Repeat every line below exactly as it reads.

> Excerpts from a figure dataset
□ □ □ □ □ □ □

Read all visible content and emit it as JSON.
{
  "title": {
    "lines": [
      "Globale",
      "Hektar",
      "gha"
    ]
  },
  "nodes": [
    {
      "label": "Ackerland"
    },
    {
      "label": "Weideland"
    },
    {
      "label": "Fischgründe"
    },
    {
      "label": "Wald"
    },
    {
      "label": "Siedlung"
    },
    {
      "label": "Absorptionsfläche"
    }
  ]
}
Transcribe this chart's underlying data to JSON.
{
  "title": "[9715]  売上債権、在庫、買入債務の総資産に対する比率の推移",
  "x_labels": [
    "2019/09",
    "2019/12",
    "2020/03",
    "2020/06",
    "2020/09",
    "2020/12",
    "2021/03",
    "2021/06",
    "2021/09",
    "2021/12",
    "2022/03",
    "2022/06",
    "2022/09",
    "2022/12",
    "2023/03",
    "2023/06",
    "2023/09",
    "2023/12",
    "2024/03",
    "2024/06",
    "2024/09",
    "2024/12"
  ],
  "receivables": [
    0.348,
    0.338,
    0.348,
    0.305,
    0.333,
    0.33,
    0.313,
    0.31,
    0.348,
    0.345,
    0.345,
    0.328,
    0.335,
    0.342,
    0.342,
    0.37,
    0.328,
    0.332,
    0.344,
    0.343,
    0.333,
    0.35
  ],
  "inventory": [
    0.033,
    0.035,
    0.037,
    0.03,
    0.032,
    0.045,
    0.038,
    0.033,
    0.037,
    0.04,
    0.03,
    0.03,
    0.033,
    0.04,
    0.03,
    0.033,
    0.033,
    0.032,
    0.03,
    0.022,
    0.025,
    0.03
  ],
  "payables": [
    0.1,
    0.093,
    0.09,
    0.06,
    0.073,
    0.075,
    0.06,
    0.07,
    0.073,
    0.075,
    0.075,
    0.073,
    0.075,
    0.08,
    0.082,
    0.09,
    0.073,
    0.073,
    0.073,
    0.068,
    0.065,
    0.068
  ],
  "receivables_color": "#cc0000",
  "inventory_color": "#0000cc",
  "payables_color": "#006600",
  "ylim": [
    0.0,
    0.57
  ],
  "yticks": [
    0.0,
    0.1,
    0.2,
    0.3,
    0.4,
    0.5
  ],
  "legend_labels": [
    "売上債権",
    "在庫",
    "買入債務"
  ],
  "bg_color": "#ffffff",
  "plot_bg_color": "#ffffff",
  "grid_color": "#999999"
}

□ □ □ □ □ □ □

> Expected output
Read all visible content and emit it as JSON.
{
  "title": {
    "lines": [
      "Globale",
      "Hektar",
      "gha"
    ]
  },
  "nodes": [
    {
      "label": "Ackerland"
    },
    {
      "label": "Weideland"
    },
    {
      "label": "Fischgründe"
    },
    {
      "label": "Wald"
    },
    {
      "label": "Siedlung"
    },
    {
      "label": "Absorptionsfläche"
    }
  ]
}
Transcribe this chart's underlying data to JSON.
{
  "title": "[9715]  売上債権、在庫、買入債務の総資産に対する比率の推移",
  "x_labels": [
    "2019/09",
    "2019/12",
    "2020/03",
    "2020/06",
    "2020/09",
    "2020/12",
    "2021/03",
    "2021/06",
    "2021/09",
    "2021/12",
    "2022/03",
    "2022/06",
    "2022/09",
    "2022/12",
    "2023/03",
    "2023/06",
    "2023/09",
    "2023/12",
    "2024/03",
    "2024/06",
    "2024/09",
    "2024/12"
  ],
  "receivables": [
    0.348,
    0.338,
    0.348,
    0.305,
    0.333,
    0.33,
    0.313,
    0.31,
    0.348,
    0.345,
    0.345,
    0.328,
    0.335,
    0.342,
    0.342,
    0.37,
    0.328,
    0.332,
    0.344,
    0.343,
    0.333,
    0.35
  ],
  "inventory": [
    0.033,
    0.035,
    0.037,
    0.03,
    0.032,
    0.045,
    0.038,
    0.033,
    0.037,
    0.04,
    0.03,
    0.03,
    0.033,
    0.04,
    0.03,
    0.033,
    0.033,
    0.032,
    0.03,
    0.022,
    0.025,
    0.03
  ],
  "payables": [
    0.1,
    0.093,
    0.09,
    0.06,
    0.073,
    0.075,
    0.06,
    0.07,
    0.073,
    0.075,
    0.075,
    0.073,
    0.075,
    0.08,
    0.082,
    0.09,
    0.073,
    0.073,
    0.073,
    0.068,
    0.065,
    0.068
  ],
  "receivables_color": "#cc0000",
  "inventory_color": "#0000cc",
  "payables_color": "#006600",
  "ylim": [
    0.0,
    0.57
  ],
  "yticks": [
    0.0,
    0.1,
    0.2,
    0.3,
    0.4,
    0.5
  ],
  "legend_labels": [
    "売上債権",
    "在庫",
    "買入債務"
  ],
  "bg_color": "#ffffff",
  "plot_bg_color": "#ffffff",
  "grid_color": "#999999"
}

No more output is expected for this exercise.